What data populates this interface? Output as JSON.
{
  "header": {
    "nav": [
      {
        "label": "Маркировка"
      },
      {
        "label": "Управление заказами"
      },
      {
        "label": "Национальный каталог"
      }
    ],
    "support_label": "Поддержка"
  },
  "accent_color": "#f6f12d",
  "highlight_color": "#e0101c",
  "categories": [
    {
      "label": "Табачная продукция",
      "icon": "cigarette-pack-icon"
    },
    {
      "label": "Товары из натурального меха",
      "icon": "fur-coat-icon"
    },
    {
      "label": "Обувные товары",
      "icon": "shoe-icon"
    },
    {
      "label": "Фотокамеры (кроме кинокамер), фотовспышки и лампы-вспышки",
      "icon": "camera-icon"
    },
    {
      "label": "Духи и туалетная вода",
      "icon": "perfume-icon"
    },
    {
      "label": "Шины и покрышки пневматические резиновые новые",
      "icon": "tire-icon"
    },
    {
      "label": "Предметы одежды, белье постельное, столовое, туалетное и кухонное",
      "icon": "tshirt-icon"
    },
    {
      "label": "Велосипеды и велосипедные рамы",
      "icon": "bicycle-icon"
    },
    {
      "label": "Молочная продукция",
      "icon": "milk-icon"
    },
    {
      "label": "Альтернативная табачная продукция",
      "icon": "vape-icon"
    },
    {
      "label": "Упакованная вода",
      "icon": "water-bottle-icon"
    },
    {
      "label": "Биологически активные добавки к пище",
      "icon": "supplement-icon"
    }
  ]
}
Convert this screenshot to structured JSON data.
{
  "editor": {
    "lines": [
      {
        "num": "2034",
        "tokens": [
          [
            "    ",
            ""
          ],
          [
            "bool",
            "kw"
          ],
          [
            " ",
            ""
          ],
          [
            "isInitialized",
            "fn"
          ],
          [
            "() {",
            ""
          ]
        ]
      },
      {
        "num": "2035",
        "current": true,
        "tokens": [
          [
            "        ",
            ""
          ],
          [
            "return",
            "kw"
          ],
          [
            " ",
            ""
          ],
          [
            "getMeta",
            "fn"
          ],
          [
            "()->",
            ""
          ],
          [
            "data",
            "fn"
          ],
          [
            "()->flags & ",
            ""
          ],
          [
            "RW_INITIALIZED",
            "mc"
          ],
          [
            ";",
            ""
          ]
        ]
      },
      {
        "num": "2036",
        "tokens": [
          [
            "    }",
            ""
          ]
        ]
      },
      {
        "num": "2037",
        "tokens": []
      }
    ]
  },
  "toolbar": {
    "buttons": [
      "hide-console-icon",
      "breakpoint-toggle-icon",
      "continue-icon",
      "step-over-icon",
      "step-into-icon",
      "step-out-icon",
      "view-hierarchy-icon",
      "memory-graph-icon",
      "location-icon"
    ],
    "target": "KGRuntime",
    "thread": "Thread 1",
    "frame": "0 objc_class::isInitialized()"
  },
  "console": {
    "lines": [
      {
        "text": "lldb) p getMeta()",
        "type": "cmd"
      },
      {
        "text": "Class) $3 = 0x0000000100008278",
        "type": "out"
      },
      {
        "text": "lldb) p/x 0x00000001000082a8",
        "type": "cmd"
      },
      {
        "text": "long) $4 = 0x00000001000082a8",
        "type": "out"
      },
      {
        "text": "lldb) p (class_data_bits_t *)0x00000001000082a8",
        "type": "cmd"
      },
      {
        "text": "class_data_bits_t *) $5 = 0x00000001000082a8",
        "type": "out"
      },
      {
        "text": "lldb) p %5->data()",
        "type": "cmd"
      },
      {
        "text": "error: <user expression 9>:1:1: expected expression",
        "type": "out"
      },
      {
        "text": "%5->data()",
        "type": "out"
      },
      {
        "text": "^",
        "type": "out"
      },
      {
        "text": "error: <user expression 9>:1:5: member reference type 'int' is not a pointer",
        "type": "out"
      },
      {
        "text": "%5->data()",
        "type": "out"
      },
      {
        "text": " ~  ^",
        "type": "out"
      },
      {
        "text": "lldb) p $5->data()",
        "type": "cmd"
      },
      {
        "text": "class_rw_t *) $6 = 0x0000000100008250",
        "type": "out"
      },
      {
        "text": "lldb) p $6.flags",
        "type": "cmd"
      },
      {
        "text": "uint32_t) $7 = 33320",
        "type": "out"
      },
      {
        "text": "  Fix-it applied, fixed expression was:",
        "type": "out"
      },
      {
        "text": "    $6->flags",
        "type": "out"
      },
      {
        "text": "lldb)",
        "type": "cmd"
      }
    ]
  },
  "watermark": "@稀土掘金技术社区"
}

*GIVEN REQUEST*.
Take the lines above and retype all of them exactly.

*SOLUTION TO THE PROBLEM*.
What data populates this interface? Output as JSON.
{
  "header": {
    "nav": [
      {
        "label": "Маркировка"
      },
      {
        "label": "Управление заказами"
      },
      {
        "label": "Национальный каталог"
      }
    ],
    "support_label": "Поддержка"
  },
  "accent_color": "#f6f12d",
  "highlight_color": "#e0101c",
  "categories": [
    {
      "label": "Табачная продукция",
      "icon": "cigarette-pack-icon"
    },
    {
      "label": "Товары из натурального меха",
      "icon": "fur-coat-icon"
    },
    {
      "label": "Обувные товары",
      "icon": "shoe-icon"
    },
    {
      "label": "Фотокамеры (кроме кинокамер), фотовспышки и лампы-вспышки",
      "icon": "camera-icon"
    },
    {
      "label": "Духи и туалетная вода",
      "icon": "perfume-icon"
    },
    {
      "label": "Шины и покрышки пневматические резиновые новые",
      "icon": "tire-icon"
    },
    {
      "label": "Предметы одежды, белье постельное, столовое, туалетное и кухонное",
      "icon": "tshirt-icon"
    },
    {
      "label": "Велосипеды и велосипедные рамы",
      "icon": "bicycle-icon"
    },
    {
      "label": "Молочная продукция",
      "icon": "milk-icon"
    },
    {
      "label": "Альтернативная табачная продукция",
      "icon": "vape-icon"
    },
    {
      "label": "Упакованная вода",
      "icon": "water-bottle-icon"
    },
    {
      "label": "Биологически активные добавки к пище",
      "icon": "supplement-icon"
    }
  ]
}
Convert this screenshot to structured JSON data.
{
  "editor": {
    "lines": [
      {
        "num": "2034",
        "tokens": [
          [
            "    ",
            ""
          ],
          [
            "bool",
            "kw"
          ],
          [
            " ",
            ""
          ],
          [
            "isInitialized",
            "fn"
          ],
          [
            "() {",
            ""
          ]
        ]
      },
      {
        "num": "2035",
        "current": true,
        "tokens": [
          [
            "        ",
            ""
          ],
          [
            "return",
            "kw"
          ],
          [
            " ",
            ""
          ],
          [
            "getMeta",
            "fn"
          ],
          [
            "()->",
            ""
          ],
          [
            "data",
            "fn"
          ],
          [
            "()->flags & ",
            ""
          ],
          [
            "RW_INITIALIZED",
            "mc"
          ],
          [
            ";",
            ""
          ]
        ]
      },
      {
        "num": "2036",
        "tokens": [
          [
            "    }",
            ""
          ]
        ]
      },
      {
        "num": "2037",
        "tokens": []
      }
    ]
  },
  "toolbar": {
    "buttons": [
      "hide-console-icon",
      "breakpoint-toggle-icon",
      "continue-icon",
      "step-over-icon",
      "step-into-icon",
      "step-out-icon",
      "view-hierarchy-icon",
      "memory-graph-icon",
      "location-icon"
    ],
    "target": "KGRuntime",
    "thread": "Thread 1",
    "frame": "0 objc_class::isInitialized()"
  },
  "console": {
    "lines": [
      {
        "text": "lldb) p getMeta()",
        "type": "cmd"
      },
      {
        "text": "Class) $3 = 0x0000000100008278",
        "type": "out"
      },
      {
        "text": "lldb) p/x 0x00000001000082a8",
        "type": "cmd"
      },
      {
        "text": "long) $4 = 0x00000001000082a8",
        "type": "out"
      },
      {
        "text": "lldb) p (class_data_bits_t *)0x00000001000082a8",
        "type": "cmd"
      },
      {
        "text": "class_data_bits_t *) $5 = 0x00000001000082a8",
        "type": "out"
      },
      {
        "text": "lldb) p %5->data()",
        "type": "cmd"
      },
      {
        "text": "error: <user expression 9>:1:1: expected expression",
        "type": "out"
      },
      {
        "text": "%5->data()",
        "type": "out"
      },
      {
        "text": "^",
        "type": "out"
      },
      {
        "text": "error: <user expression 9>:1:5: member reference type 'int' is not a pointer",
        "type": "out"
      },
      {
        "text": "%5->data()",
        "type": "out"
      },
      {
        "text": " ~  ^",
        "type": "out"
      },
      {
        "text": "lldb) p $5->data()",
        "type": "cmd"
      },
      {
        "text": "class_rw_t *) $6 = 0x0000000100008250",
        "type": "out"
      },
      {
        "text": "lldb) p $6.flags",
        "type": "cmd"
      },
      {
        "text": "uint32_t) $7 = 33320",
        "type": "out"
      },
      {
        "text": "  Fix-it applied, fixed expression was:",
        "type": "out"
      },
      {
        "text": "    $6->flags",
        "type": "out"
      },
      {
        "text": "lldb)",
        "type": "cmd"
      }
    ]
  },
  "watermark": "@稀土掘金技术社区"
}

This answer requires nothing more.